**GOAL OF THE EXERCISE**
Identify each line containing the word "icon" and copy it.

● ● ●

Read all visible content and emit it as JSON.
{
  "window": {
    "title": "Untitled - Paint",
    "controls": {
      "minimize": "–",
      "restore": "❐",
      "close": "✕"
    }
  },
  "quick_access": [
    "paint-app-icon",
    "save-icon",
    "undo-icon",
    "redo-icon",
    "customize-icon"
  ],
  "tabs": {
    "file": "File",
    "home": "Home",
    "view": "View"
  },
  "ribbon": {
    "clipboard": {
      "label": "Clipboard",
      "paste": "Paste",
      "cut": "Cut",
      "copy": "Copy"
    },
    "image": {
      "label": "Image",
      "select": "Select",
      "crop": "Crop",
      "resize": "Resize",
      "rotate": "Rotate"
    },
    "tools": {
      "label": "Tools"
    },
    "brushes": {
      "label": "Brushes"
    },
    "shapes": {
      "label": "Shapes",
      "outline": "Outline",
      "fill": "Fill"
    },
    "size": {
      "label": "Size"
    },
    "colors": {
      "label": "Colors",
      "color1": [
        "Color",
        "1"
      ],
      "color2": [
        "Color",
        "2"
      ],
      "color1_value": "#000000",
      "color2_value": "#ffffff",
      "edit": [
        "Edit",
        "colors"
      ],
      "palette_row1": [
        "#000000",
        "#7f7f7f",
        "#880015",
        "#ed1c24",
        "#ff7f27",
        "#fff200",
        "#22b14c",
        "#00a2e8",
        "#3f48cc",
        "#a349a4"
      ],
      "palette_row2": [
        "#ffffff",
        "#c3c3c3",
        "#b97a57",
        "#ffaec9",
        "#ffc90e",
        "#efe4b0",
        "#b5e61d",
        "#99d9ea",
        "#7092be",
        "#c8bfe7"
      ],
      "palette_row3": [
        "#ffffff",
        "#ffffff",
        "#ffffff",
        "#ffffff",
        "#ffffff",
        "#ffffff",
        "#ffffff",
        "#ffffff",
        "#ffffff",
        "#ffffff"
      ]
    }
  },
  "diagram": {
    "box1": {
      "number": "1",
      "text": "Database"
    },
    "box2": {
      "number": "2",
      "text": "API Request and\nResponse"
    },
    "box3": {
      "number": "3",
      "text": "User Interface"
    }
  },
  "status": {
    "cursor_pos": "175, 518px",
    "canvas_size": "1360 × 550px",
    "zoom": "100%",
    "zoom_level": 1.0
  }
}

● ● ●

**SOLUTION FOR THIS TASK**
    "paint-app-icon",
    "save-icon",
    "undo-icon",
    "redo-icon",
    "customize-icon"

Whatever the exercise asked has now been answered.